Search the records for the word "cultura" and report each line that has it.

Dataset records
_ _ _ _
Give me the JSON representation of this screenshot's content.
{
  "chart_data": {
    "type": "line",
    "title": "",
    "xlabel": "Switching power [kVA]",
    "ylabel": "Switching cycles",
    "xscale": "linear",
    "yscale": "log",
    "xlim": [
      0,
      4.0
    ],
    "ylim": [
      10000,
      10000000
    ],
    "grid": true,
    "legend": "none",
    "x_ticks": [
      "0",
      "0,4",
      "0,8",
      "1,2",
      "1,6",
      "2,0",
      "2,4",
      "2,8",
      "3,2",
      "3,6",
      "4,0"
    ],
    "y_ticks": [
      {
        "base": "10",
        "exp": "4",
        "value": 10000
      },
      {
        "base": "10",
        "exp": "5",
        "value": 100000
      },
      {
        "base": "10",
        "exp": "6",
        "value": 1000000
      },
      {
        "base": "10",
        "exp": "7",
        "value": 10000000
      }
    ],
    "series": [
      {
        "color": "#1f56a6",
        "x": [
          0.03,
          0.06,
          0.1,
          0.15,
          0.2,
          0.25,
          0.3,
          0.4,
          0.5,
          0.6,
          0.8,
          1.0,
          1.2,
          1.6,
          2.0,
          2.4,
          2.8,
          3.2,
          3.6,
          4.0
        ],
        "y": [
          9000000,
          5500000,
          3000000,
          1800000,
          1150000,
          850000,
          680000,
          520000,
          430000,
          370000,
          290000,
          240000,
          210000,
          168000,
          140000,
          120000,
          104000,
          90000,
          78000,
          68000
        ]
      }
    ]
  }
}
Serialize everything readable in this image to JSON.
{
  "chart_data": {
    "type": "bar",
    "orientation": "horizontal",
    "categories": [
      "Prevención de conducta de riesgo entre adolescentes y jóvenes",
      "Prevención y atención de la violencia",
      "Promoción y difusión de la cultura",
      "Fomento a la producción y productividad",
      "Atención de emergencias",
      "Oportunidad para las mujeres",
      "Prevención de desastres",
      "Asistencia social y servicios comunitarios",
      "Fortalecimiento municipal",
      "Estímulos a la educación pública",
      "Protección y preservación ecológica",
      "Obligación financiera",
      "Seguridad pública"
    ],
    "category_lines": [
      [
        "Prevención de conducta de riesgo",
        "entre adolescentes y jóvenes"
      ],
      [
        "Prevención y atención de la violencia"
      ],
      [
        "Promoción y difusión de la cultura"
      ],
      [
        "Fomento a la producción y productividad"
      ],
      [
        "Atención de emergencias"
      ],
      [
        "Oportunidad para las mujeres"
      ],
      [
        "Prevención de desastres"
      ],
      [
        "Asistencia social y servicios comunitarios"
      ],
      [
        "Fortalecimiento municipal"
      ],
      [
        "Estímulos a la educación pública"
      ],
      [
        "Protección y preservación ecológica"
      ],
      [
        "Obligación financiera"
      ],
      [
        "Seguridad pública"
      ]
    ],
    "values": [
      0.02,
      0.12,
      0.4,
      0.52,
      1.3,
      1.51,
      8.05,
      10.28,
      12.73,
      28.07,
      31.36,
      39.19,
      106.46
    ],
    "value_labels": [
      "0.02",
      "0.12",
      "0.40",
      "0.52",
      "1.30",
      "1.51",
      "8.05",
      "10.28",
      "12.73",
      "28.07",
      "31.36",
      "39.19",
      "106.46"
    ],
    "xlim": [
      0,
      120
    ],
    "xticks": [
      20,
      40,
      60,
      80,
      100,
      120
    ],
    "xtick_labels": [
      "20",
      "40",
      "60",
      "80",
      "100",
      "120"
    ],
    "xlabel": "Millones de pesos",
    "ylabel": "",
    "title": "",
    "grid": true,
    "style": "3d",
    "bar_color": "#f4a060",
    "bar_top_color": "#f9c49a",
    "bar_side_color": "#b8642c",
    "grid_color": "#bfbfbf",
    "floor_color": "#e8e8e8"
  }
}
_ _ _ _
• Solved exercise:
      "Promoción y difusión de la cultura",
        "Promoción y difusión de la cultura"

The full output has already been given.